Task material:
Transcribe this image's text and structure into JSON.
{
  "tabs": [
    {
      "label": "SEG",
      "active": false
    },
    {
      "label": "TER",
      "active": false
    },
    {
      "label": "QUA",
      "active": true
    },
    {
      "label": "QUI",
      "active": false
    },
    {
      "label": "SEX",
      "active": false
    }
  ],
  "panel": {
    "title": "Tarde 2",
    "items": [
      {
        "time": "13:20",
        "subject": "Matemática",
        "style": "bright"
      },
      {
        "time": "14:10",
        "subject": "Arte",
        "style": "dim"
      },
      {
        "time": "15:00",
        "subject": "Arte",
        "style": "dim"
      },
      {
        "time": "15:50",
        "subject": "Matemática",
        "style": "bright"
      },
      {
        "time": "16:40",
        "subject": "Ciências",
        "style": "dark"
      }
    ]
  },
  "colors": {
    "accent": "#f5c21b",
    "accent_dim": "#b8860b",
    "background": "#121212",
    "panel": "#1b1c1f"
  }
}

Job: Extract all of the data above and output it character for character.

Finished task:
Transcribe this image's text and structure into JSON.
{
  "tabs": [
    {
      "label": "SEG",
      "active": false
    },
    {
      "label": "TER",
      "active": false
    },
    {
      "label": "QUA",
      "active": true
    },
    {
      "label": "QUI",
      "active": false
    },
    {
      "label": "SEX",
      "active": false
    }
  ],
  "panel": {
    "title": "Tarde 2",
    "items": [
      {
        "time": "13:20",
        "subject": "Matemática",
        "style": "bright"
      },
      {
        "time": "14:10",
        "subject": "Arte",
        "style": "dim"
      },
      {
        "time": "15:00",
        "subject": "Arte",
        "style": "dim"
      },
      {
        "time": "15:50",
        "subject": "Matemática",
        "style": "bright"
      },
      {
        "time": "16:40",
        "subject": "Ciências",
        "style": "dark"
      }
    ]
  },
  "colors": {
    "accent": "#f5c21b",
    "accent_dim": "#b8860b",
    "background": "#121212",
    "panel": "#1b1c1f"
  }
}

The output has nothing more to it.